## Exercise task
List every line in this data where the string "chemii" occurs.

## Data extract

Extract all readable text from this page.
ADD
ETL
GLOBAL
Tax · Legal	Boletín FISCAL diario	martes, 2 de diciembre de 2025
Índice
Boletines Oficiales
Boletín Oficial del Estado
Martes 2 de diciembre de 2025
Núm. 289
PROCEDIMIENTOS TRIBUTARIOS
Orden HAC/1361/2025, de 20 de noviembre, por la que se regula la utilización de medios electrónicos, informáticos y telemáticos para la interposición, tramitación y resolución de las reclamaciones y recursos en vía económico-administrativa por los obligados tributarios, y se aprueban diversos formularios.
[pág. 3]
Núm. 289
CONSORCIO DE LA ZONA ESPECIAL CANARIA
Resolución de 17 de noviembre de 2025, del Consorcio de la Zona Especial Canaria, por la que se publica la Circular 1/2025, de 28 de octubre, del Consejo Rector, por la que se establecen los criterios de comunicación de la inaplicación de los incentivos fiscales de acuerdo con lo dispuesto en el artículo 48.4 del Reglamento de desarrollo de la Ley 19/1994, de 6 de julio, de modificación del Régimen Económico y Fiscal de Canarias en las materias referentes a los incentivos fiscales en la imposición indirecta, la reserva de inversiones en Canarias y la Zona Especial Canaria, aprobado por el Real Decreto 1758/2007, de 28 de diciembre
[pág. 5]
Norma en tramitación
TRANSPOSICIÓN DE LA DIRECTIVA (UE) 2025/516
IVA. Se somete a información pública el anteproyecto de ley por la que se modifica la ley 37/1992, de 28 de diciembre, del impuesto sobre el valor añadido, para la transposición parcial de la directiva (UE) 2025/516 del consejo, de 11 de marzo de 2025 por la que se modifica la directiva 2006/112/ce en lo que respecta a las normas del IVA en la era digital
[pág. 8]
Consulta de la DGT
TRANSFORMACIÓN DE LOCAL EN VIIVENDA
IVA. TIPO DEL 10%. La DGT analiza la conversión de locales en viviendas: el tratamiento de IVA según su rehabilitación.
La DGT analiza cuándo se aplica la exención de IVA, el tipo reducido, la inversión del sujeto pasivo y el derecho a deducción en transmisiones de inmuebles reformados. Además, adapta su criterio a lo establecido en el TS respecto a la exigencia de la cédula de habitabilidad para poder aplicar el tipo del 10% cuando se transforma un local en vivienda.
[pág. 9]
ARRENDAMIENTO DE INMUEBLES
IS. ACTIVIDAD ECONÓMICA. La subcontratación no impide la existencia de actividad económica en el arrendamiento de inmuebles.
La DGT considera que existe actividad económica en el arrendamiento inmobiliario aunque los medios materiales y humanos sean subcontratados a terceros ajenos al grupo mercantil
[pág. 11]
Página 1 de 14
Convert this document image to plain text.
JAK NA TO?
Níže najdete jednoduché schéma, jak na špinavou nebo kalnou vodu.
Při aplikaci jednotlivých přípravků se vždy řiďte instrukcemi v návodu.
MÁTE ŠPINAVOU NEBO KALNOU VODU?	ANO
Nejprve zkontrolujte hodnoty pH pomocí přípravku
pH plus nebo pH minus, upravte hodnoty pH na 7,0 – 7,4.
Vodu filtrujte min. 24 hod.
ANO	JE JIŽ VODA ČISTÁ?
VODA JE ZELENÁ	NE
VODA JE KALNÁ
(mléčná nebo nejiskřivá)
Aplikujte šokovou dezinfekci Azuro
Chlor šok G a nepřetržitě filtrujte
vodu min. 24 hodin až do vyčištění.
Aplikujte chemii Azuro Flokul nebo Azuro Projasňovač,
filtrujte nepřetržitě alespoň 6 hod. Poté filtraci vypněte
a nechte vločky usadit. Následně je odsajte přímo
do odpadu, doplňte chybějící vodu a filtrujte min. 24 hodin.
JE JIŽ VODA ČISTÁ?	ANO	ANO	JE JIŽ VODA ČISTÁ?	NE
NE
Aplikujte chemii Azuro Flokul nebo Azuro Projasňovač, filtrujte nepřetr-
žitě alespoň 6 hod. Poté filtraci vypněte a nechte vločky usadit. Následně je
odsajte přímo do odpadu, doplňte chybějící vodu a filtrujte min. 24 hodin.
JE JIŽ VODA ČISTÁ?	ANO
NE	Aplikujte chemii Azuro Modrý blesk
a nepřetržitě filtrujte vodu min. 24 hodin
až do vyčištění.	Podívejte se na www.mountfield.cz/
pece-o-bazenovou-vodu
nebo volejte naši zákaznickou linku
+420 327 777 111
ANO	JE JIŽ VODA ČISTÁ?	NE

## Result of the exercise
Aplikujte chemii Azuro Flokul nebo Azuro Projasňovač,
Aplikujte chemii Azuro Flokul nebo Azuro Projasňovač, filtrujte nepřetr-
NE	Aplikujte chemii Azuro Modrý blesk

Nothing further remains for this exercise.